- Written request -
Return every line of the listing below as a JSON array of strings, one string per line, skipping blank lines.
######
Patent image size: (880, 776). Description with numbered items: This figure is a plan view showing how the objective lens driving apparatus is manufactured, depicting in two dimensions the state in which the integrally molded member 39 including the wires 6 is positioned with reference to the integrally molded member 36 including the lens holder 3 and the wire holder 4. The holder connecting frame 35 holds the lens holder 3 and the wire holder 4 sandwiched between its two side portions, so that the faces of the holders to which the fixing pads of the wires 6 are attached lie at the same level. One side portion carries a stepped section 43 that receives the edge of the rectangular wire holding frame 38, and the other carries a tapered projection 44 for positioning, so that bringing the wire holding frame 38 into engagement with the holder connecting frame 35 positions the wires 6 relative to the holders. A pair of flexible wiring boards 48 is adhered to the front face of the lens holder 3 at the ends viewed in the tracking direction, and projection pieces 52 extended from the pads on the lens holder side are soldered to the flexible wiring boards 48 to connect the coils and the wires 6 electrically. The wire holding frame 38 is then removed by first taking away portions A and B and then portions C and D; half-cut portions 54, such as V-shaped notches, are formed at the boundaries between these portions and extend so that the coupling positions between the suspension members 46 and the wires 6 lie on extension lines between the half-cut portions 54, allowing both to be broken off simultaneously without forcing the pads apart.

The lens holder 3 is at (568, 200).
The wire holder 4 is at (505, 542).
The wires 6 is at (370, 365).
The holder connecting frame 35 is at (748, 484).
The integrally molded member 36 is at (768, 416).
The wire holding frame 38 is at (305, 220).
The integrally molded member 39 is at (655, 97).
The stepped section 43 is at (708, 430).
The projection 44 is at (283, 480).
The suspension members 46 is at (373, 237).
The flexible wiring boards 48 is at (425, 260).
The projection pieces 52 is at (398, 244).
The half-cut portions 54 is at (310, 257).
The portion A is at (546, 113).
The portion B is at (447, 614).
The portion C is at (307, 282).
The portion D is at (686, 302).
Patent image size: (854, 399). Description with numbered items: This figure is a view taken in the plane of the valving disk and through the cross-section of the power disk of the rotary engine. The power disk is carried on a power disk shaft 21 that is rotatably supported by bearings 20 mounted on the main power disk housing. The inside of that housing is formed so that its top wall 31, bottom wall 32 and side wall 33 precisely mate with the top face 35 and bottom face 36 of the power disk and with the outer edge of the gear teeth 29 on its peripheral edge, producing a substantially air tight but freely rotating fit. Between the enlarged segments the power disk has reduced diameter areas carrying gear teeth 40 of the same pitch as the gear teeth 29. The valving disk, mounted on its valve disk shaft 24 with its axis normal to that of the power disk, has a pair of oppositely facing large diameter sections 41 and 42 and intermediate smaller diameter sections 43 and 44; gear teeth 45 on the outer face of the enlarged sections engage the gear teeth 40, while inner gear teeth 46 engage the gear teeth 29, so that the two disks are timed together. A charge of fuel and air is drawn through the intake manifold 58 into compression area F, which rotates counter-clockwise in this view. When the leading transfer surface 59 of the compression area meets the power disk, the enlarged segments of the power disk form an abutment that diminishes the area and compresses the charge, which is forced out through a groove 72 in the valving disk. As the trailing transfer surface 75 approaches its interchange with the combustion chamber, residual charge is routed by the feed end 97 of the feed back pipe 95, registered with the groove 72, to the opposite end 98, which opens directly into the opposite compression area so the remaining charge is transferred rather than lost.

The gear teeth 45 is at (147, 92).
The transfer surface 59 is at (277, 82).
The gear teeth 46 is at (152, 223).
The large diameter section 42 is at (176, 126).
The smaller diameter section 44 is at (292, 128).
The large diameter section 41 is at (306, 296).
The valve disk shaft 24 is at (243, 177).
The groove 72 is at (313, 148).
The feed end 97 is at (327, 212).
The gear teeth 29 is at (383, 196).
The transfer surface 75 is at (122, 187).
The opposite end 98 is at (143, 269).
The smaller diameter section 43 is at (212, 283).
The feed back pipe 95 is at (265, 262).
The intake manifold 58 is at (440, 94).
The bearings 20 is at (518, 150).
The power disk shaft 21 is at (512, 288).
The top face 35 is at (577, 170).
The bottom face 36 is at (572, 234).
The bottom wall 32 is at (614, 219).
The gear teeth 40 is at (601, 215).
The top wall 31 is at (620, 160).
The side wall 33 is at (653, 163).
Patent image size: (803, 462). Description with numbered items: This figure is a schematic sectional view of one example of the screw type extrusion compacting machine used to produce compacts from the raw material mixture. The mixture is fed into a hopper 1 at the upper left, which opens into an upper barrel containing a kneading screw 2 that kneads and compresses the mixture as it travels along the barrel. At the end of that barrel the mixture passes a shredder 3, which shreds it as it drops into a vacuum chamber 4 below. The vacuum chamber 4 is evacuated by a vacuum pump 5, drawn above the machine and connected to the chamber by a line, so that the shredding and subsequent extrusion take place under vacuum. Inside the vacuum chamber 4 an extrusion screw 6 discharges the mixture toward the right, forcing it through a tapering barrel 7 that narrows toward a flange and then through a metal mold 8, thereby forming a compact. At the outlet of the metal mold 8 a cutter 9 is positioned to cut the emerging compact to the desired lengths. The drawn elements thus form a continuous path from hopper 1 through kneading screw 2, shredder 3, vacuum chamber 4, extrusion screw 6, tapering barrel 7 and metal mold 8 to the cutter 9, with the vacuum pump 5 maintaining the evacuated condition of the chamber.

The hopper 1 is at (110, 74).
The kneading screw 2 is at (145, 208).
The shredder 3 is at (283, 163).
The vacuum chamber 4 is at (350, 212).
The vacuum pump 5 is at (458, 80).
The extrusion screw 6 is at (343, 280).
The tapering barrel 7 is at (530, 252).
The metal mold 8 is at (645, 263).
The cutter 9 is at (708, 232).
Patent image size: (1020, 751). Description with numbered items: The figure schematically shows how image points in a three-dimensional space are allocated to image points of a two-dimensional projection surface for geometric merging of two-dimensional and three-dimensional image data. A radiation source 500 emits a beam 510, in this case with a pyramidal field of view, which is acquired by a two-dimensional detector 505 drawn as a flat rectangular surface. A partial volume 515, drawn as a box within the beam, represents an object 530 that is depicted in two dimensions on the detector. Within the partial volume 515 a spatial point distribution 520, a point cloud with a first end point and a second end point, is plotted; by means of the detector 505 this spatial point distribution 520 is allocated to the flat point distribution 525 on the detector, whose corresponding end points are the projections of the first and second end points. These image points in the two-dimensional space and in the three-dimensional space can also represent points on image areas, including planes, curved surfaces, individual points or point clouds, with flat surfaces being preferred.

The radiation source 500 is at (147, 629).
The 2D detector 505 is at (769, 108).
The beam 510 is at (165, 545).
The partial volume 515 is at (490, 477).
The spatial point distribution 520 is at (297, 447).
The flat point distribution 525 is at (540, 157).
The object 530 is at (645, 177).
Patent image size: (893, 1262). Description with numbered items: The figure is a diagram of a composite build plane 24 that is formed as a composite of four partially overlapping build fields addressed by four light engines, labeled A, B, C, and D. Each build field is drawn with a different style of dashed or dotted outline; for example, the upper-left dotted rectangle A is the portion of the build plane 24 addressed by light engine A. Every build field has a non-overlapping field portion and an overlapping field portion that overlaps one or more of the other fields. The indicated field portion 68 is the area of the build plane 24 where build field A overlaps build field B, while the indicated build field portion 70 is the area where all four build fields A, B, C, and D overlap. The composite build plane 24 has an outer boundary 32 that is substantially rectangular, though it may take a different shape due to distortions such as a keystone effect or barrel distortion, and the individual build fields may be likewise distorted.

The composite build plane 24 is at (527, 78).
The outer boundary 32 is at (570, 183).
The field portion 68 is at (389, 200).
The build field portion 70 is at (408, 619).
######
- Response to the exercise -
[
  "Patent image size: (880, 776). Description with numbered items: This figure is a plan view showing how the objective lens driving apparatus is manufactured, depicting in two dimensions the state in which the integrally molded member 39 including the wires 6 is positioned with reference to the integrally molded member 36 including the lens holder 3 and the wire holder 4. The holder connecting frame 35 holds the lens holder 3 and the wire holder 4 sandwiched between its two side portions, so that the faces of the holders to which the fixing pads of the wires 6 are attached lie at the same level. One side portion carries a stepped section 43 that receives the edge of the rectangular wire holding frame 38, and the other carries a tapered projection 44 for positioning, so that bringing the wire holding frame 38 into engagement with the holder connecting frame 35 positions the wires 6 relative to the holders. A pair of flexible wiring boards 48 is adhered to the front face of the lens holder 3 at the ends viewed in the tracking direction, and projection pieces 52 extended from the pads on the lens holder side are soldered to the flexible wiring boards 48 to connect the coils and the wires 6 electrically. The wire holding frame 38 is then removed by first taking away portions A and B and then portions C and D; half-cut portions 54, such as V-shaped notches, are formed at the boundaries between these portions and extend so that the coupling positions between the suspension members 46 and the wires 6 lie on extension lines between the half-cut portions 54, allowing both to be broken off simultaneously without forcing the pads apart.",
  "The lens holder 3 is at (568, 200).",
  "The wire holder 4 is at (505, 542).",
  "The wires 6 is at (370, 365).",
  "The holder connecting frame 35 is at (748, 484).",
  "The integrally molded member 36 is at (768, 416).",
  "The wire holding frame 38 is at (305, 220).",
  "The integrally molded member 39 is at (655, 97).",
  "The stepped section 43 is at (708, 430).",
  "The projection 44 is at (283, 480).",
  "The suspension members 46 is at (373, 237).",
  "The flexible wiring boards 48 is at (425, 260).",
  "The projection pieces 52 is at (398, 244).",
  "The half-cut portions 54 is at (310, 257).",
  "The portion A is at (546, 113).",
  "The portion B is at (447, 614).",
  "The portion C is at (307, 282).",
  "The portion D is at (686, 302).",
  "Patent image size: (854, 399). Description with numbered items: This figure is a view taken in the plane of the valving disk and through the cross-section of the power disk of the rotary engine. The power disk is carried on a power disk shaft 21 that is rotatably supported by bearings 20 mounted on the main power disk housing. The inside of that housing is formed so that its top wall 31, bottom wall 32 and side wall 33 precisely mate with the top face 35 and bottom face 36 of the power disk and with the outer edge of the gear teeth 29 on its peripheral edge, producing a substantially air tight but freely rotating fit. Between the enlarged segments the power disk has reduced diameter areas carrying gear teeth 40 of the same pitch as the gear teeth 29. The valving disk, mounted on its valve disk shaft 24 with its axis normal to that of the power disk, has a pair of oppositely facing large diameter sections 41 and 42 and intermediate smaller diameter sections 43 and 44; gear teeth 45 on the outer face of the enlarged sections engage the gear teeth 40, while inner gear teeth 46 engage the gear teeth 29, so that the two disks are timed together. A charge of fuel and air is drawn through the intake manifold 58 into compression area F, which rotates counter-clockwise in this view. When the leading transfer surface 59 of the compression area meets the power disk, the enlarged segments of the power disk form an abutment that diminishes the area and compresses the charge, which is forced out through a groove 72 in the valving disk. As the trailing transfer surface 75 approaches its interchange with the combustion chamber, residual charge is routed by the feed end 97 of the feed back pipe 95, registered with the groove 72, to the opposite end 98, which opens directly into the opposite compression area so the remaining charge is transferred rather than lost.",
  "The gear teeth 45 is at (147, 92).",
  "The transfer surface 59 is at (277, 82).",
  "The gear teeth 46 is at (152, 223).",
  "The large diameter section 42 is at (176, 126).",
  "The smaller diameter section 44 is at (292, 128).",
  "The large diameter section 41 is at (306, 296).",
  "The valve disk shaft 24 is at (243, 177).",
  "The groove 72 is at (313, 148).",
  "The feed end 97 is at (327, 212).",
  "The gear teeth 29 is at (383, 196).",
  "The transfer surface 75 is at (122, 187).",
  "The opposite end 98 is at (143, 269).",
  "The smaller diameter section 43 is at (212, 283).",
  "The feed back pipe 95 is at (265, 262).",
  "The intake manifold 58 is at (440, 94).",
  "The bearings 20 is at (518, 150).",
  "The power disk shaft 21 is at (512, 288).",
  "The top face 35 is at (577, 170).",
  "The bottom face 36 is at (572, 234).",
  "The bottom wall 32 is at (614, 219).",
  "The gear teeth 40 is at (601, 215).",
  "The top wall 31 is at (620, 160).",
  "The side wall 33 is at (653, 163).",
  "Patent image size: (803, 462). Description with numbered items: This figure is a schematic sectional view of one example of the screw type extrusion compacting machine used to produce compacts from the raw material mixture. The mixture is fed into a hopper 1 at the upper left, which opens into an upper barrel containing a kneading screw 2 that kneads and compresses the mixture as it travels along the barrel. At the end of that barrel the mixture passes a shredder 3, which shreds it as it drops into a vacuum chamber 4 below. The vacuum chamber 4 is evacuated by a vacuum pump 5, drawn above the machine and connected to the chamber by a line, so that the shredding and subsequent extrusion take place under vacuum. Inside the vacuum chamber 4 an extrusion screw 6 discharges the mixture toward the right, forcing it through a tapering barrel 7 that narrows toward a flange and then through a metal mold 8, thereby forming a compact. At the outlet of the metal mold 8 a cutter 9 is positioned to cut the emerging compact to the desired lengths. The drawn elements thus form a continuous path from hopper 1 through kneading screw 2, shredder 3, vacuum chamber 4, extrusion screw 6, tapering barrel 7 and metal mold 8 to the cutter 9, with the vacuum pump 5 maintaining the evacuated condition of the chamber.",
  "The hopper 1 is at (110, 74).",
  "The kneading screw 2 is at (145, 208).",
  "The shredder 3 is at (283, 163).",
  "The vacuum chamber 4 is at (350, 212).",
  "The vacuum pump 5 is at (458, 80).",
  "The extrusion screw 6 is at (343, 280).",
  "The tapering barrel 7 is at (530, 252).",
  "The metal mold 8 is at (645, 263).",
  "The cutter 9 is at (708, 232).",
  "Patent image size: (1020, 751). Description with numbered items: The figure schematically shows how image points in a three-dimensional space are allocated to image points of a two-dimensional projection surface for geometric merging of two-dimensional and three-dimensional image data. A radiation source 500 emits a beam 510, in this case with a pyramidal field of view, which is acquired by a two-dimensional detector 505 drawn as a flat rectangular surface. A partial volume 515, drawn as a box within the beam, represents an object 530 that is depicted in two dimensions on the detector. Within the partial volume 515 a spatial point distribution 520, a point cloud with a first end point and a second end point, is plotted; by means of the detector 505 this spatial point distribution 520 is allocated to the flat point distribution 525 on the detector, whose corresponding end points are the projections of the first and second end points. These image points in the two-dimensional space and in the three-dimensional space can also represent points on image areas, including planes, curved surfaces, individual points or point clouds, with flat surfaces being preferred.",
  "The radiation source 500 is at (147, 629).",
  "The 2D detector 505 is at (769, 108).",
  "The beam 510 is at (165, 545).",
  "The partial volume 515 is at (490, 477).",
  "The spatial point distribution 520 is at (297, 447).",
  "The flat point distribution 525 is at (540, 157).",
  "The object 530 is at (645, 177).",
  "Patent image size: (893, 1262). Description with numbered items: The figure is a diagram of a composite build plane 24 that is formed as a composite of four partially overlapping build fields addressed by four light engines, labeled A, B, C, and D. Each build field is drawn with a different style of dashed or dotted outline; for example, the upper-left dotted rectangle A is the portion of the build plane 24 addressed by light engine A. Every build field has a non-overlapping field portion and an overlapping field portion that overlaps one or more of the other fields. The indicated field portion 68 is the area of the build plane 24 where build field A overlaps build field B, while the indicated build field portion 70 is the area where all four build fields A, B, C, and D overlap. The composite build plane 24 has an outer boundary 32 that is substantially rectangular, though it may take a different shape due to distortions such as a keystone effect or barrel distortion, and the individual build fields may be likewise distorted.",
  "The composite build plane 24 is at (527, 78).",
  "The outer boundary 32 is at (570, 183).",
  "The field portion 68 is at (389, 200).",
  "The build field portion 70 is at (408, 619)."
]